Problem details >> Reproduce every line in the listing that contains the word "length".

Dataset records >>

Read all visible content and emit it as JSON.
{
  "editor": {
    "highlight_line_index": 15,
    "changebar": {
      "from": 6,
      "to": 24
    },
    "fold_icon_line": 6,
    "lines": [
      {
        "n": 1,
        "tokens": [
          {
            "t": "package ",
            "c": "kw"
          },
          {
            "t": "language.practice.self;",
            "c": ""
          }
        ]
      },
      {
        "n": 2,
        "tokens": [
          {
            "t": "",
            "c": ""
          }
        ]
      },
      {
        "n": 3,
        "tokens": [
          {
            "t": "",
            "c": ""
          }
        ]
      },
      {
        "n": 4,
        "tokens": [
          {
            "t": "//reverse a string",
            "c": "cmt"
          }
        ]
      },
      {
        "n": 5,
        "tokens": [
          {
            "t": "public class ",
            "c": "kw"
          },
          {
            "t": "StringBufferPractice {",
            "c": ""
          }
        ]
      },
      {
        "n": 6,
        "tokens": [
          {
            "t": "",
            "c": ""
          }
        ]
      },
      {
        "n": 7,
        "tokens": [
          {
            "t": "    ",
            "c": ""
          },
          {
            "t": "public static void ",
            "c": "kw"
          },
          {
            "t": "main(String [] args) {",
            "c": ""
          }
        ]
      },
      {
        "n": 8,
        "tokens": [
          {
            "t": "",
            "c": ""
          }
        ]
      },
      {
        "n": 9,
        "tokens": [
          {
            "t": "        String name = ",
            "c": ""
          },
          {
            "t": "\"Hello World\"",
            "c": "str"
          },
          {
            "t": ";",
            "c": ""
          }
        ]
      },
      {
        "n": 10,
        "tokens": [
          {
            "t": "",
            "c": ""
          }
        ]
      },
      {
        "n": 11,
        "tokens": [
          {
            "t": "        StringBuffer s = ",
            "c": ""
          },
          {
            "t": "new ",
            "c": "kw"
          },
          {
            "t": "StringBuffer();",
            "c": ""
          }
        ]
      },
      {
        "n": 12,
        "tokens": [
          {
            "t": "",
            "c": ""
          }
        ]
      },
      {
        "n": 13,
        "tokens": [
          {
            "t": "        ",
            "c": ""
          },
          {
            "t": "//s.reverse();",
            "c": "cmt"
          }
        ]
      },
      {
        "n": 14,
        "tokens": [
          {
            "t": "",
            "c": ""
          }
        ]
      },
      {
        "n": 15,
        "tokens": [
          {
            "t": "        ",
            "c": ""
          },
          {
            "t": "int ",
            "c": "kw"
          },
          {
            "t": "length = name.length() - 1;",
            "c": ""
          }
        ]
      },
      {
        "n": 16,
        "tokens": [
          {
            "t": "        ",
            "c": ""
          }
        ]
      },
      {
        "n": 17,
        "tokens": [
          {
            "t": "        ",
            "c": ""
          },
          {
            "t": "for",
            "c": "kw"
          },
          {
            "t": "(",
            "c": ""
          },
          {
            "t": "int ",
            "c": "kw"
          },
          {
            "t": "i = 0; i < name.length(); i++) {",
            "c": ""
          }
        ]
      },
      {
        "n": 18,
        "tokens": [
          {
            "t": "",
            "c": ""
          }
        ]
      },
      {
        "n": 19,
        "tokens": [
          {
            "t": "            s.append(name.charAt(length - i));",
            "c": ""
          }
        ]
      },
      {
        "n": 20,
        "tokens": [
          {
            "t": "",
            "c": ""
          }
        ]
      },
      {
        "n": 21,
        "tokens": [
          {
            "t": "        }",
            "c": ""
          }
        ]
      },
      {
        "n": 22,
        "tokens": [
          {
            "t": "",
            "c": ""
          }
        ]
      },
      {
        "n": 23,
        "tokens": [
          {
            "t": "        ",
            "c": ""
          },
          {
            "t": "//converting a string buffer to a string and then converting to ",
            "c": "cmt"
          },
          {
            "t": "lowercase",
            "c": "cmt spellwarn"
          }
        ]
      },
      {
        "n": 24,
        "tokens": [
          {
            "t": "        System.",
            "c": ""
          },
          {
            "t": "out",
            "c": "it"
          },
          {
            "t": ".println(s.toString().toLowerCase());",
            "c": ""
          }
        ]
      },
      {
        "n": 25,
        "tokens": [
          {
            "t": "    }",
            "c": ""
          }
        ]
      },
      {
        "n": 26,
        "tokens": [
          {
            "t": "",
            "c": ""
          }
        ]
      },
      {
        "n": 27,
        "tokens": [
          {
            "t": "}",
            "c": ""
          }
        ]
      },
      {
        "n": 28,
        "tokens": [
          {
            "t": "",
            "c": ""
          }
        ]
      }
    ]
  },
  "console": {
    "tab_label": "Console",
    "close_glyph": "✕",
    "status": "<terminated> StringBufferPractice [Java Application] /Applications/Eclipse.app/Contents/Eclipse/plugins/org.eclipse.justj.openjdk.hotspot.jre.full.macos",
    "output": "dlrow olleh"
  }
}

Solution to this task >>
            "t": "length = name.length() - 1;",
            "t": "i = 0; i < name.length(); i++) {",
            "t": "            s.append(name.charAt(length - i));",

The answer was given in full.